Task statement: Go through the records and extract every line with the word "this".

************

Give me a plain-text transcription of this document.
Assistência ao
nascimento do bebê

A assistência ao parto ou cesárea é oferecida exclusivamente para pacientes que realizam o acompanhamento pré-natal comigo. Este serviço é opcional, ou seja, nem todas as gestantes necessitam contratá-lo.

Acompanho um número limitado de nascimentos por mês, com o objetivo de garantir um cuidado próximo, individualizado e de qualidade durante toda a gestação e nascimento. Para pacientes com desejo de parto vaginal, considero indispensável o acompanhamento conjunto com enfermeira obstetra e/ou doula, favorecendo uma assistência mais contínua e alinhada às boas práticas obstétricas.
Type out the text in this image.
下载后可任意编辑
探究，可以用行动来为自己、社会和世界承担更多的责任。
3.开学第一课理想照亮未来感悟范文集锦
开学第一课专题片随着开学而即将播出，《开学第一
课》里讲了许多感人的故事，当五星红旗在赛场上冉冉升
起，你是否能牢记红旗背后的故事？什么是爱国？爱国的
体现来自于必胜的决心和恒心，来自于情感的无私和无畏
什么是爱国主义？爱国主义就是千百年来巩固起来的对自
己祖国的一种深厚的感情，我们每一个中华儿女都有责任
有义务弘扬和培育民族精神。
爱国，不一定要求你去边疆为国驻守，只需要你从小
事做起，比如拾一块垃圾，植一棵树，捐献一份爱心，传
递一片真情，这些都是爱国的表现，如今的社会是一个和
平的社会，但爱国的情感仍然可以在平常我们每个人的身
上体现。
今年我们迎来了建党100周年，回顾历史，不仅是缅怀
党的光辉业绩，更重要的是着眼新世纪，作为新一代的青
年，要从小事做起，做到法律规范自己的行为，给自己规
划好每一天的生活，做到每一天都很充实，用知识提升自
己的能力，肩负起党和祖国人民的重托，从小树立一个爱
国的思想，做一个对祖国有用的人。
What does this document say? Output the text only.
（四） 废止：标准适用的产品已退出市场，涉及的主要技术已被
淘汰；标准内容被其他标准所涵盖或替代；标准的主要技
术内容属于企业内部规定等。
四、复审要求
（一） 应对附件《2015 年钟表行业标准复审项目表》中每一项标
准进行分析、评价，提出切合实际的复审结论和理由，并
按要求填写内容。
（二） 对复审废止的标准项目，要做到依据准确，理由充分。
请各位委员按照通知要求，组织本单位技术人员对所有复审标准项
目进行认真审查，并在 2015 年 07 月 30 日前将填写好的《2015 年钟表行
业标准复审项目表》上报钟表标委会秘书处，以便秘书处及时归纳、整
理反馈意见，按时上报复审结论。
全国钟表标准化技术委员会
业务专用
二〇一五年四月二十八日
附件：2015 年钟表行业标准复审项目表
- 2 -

************

Result below:
Give me a plain-text transcription of this document.
Type out the text in this image.
What does this document say? Output the text only.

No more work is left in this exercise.